Extracted records:

═══

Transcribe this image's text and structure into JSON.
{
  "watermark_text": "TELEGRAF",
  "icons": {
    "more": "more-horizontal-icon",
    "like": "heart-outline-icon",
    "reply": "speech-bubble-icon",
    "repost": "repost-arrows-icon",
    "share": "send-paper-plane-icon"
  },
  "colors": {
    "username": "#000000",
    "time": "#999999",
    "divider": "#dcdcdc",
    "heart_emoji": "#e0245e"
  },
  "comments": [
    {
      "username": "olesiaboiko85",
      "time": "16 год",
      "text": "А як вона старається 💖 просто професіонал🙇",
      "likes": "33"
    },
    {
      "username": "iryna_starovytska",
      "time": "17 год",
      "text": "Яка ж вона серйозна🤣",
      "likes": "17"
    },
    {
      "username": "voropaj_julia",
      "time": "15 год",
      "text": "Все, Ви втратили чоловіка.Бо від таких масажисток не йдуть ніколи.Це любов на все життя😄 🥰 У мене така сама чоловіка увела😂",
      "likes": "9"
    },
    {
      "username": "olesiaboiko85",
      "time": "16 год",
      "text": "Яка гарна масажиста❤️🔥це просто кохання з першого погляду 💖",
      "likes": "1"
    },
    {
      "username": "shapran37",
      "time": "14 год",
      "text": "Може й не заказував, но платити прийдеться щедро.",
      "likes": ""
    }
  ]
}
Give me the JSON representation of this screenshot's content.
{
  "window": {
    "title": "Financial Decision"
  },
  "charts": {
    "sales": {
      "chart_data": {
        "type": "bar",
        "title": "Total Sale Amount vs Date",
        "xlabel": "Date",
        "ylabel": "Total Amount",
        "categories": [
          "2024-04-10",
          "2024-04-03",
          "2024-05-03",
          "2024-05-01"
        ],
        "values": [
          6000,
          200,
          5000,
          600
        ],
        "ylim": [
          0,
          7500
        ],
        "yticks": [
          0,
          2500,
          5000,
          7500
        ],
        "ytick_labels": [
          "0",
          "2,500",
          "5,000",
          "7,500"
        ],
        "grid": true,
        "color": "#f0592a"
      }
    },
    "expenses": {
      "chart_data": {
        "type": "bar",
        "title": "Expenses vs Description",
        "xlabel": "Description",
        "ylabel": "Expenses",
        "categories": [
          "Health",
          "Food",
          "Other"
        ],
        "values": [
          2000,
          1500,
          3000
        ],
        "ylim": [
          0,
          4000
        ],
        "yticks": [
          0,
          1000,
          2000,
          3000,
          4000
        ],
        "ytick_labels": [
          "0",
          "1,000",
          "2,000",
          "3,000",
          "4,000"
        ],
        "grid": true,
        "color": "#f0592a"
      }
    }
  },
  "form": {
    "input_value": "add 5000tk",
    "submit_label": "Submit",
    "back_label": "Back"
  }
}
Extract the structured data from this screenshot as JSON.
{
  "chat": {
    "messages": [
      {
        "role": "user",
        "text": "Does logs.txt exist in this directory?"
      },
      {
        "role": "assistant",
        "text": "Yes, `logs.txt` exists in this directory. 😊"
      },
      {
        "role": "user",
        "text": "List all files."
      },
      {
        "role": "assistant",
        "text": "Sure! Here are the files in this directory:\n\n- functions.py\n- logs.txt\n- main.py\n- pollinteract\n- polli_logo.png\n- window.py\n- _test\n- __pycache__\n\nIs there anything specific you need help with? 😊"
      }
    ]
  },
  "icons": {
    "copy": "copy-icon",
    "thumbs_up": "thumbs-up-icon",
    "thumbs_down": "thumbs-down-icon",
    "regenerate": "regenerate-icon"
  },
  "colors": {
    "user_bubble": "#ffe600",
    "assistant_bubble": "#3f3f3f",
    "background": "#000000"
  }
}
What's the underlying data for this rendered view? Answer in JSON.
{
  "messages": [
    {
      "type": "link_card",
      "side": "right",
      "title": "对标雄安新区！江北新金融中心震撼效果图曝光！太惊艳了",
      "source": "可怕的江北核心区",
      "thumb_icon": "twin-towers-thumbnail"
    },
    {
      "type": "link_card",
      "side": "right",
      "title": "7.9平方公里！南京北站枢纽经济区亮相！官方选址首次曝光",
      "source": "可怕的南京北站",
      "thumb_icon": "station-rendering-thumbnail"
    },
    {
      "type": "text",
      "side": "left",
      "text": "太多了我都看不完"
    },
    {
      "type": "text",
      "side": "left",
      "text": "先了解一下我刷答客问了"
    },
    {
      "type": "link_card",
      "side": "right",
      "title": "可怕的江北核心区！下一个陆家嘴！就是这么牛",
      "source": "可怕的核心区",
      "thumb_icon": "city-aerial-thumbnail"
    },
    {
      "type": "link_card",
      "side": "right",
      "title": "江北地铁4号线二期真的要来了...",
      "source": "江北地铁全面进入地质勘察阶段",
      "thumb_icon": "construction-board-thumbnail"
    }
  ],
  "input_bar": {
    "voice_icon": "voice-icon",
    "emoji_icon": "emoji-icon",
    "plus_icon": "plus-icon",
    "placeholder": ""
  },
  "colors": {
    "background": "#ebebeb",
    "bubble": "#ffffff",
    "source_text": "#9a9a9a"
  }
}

═══

◆ REQUIRED WORK ◆
Quote the whole listing above, leaving nothing out.

◆ ANSWER ◆
Transcribe this image's text and structure into JSON.
{
  "watermark_text": "TELEGRAF",
  "icons": {
    "more": "more-horizontal-icon",
    "like": "heart-outline-icon",
    "reply": "speech-bubble-icon",
    "repost": "repost-arrows-icon",
    "share": "send-paper-plane-icon"
  },
  "colors": {
    "username": "#000000",
    "time": "#999999",
    "divider": "#dcdcdc",
    "heart_emoji": "#e0245e"
  },
  "comments": [
    {
      "username": "olesiaboiko85",
      "time": "16 год",
      "text": "А як вона старається 💖 просто професіонал🙇",
      "likes": "33"
    },
    {
      "username": "iryna_starovytska",
      "time": "17 год",
      "text": "Яка ж вона серйозна🤣",
      "likes": "17"
    },
    {
      "username": "voropaj_julia",
      "time": "15 год",
      "text": "Все, Ви втратили чоловіка.Бо від таких масажисток не йдуть ніколи.Це любов на все життя😄 🥰 У мене така сама чоловіка увела😂",
      "likes": "9"
    },
    {
      "username": "olesiaboiko85",
      "time": "16 год",
      "text": "Яка гарна масажиста❤️🔥це просто кохання з першого погляду 💖",
      "likes": "1"
    },
    {
      "username": "shapran37",
      "time": "14 год",
      "text": "Може й не заказував, но платити прийдеться щедро.",
      "likes": ""
    }
  ]
}
Give me the JSON representation of this screenshot's content.
{
  "window": {
    "title": "Financial Decision"
  },
  "charts": {
    "sales": {
      "chart_data": {
        "type": "bar",
        "title": "Total Sale Amount vs Date",
        "xlabel": "Date",
        "ylabel": "Total Amount",
        "categories": [
          "2024-04-10",
          "2024-04-03",
          "2024-05-03",
          "2024-05-01"
        ],
        "values": [
          6000,
          200,
          5000,
          600
        ],
        "ylim": [
          0,
          7500
        ],
        "yticks": [
          0,
          2500,
          5000,
          7500
        ],
        "ytick_labels": [
          "0",
          "2,500",
          "5,000",
          "7,500"
        ],
        "grid": true,
        "color": "#f0592a"
      }
    },
    "expenses": {
      "chart_data": {
        "type": "bar",
        "title": "Expenses vs Description",
        "xlabel": "Description",
        "ylabel": "Expenses",
        "categories": [
          "Health",
          "Food",
          "Other"
        ],
        "values": [
          2000,
          1500,
          3000
        ],
        "ylim": [
          0,
          4000
        ],
        "yticks": [
          0,
          1000,
          2000,
          3000,
          4000
        ],
        "ytick_labels": [
          "0",
          "1,000",
          "2,000",
          "3,000",
          "4,000"
        ],
        "grid": true,
        "color": "#f0592a"
      }
    }
  },
  "form": {
    "input_value": "add 5000tk",
    "submit_label": "Submit",
    "back_label": "Back"
  }
}
Extract the structured data from this screenshot as JSON.
{
  "chat": {
    "messages": [
      {
        "role": "user",
        "text": "Does logs.txt exist in this directory?"
      },
      {
        "role": "assistant",
        "text": "Yes, `logs.txt` exists in this directory. 😊"
      },
      {
        "role": "user",
        "text": "List all files."
      },
      {
        "role": "assistant",
        "text": "Sure! Here are the files in this directory:\n\n- functions.py\n- logs.txt\n- main.py\n- pollinteract\n- polli_logo.png\n- window.py\n- _test\n- __pycache__\n\nIs there anything specific you need help with? 😊"
      }
    ]
  },
  "icons": {
    "copy": "copy-icon",
    "thumbs_up": "thumbs-up-icon",
    "thumbs_down": "thumbs-down-icon",
    "regenerate": "regenerate-icon"
  },
  "colors": {
    "user_bubble": "#ffe600",
    "assistant_bubble": "#3f3f3f",
    "background": "#000000"
  }
}
What's the underlying data for this rendered view? Answer in JSON.
{
  "messages": [
    {
      "type": "link_card",
      "side": "right",
      "title": "对标雄安新区！江北新金融中心震撼效果图曝光！太惊艳了",
      "source": "可怕的江北核心区",
      "thumb_icon": "twin-towers-thumbnail"
    },
    {
      "type": "link_card",
      "side": "right",
      "title": "7.9平方公里！南京北站枢纽经济区亮相！官方选址首次曝光",
      "source": "可怕的南京北站",
      "thumb_icon": "station-rendering-thumbnail"
    },
    {
      "type": "text",
      "side": "left",
      "text": "太多了我都看不完"
    },
    {
      "type": "text",
      "side": "left",
      "text": "先了解一下我刷答客问了"
    },
    {
      "type": "link_card",
      "side": "right",
      "title": "可怕的江北核心区！下一个陆家嘴！就是这么牛",
      "source": "可怕的核心区",
      "thumb_icon": "city-aerial-thumbnail"
    },
    {
      "type": "link_card",
      "side": "right",
      "title": "江北地铁4号线二期真的要来了...",
      "source": "江北地铁全面进入地质勘察阶段",
      "thumb_icon": "construction-board-thumbnail"
    }
  ],
  "input_bar": {
    "voice_icon": "voice-icon",
    "emoji_icon": "emoji-icon",
    "plus_icon": "plus-icon",
    "placeholder": ""
  },
  "colors": {
    "background": "#ebebeb",
    "bubble": "#ffffff",
    "source_text": "#9a9a9a"
  }
}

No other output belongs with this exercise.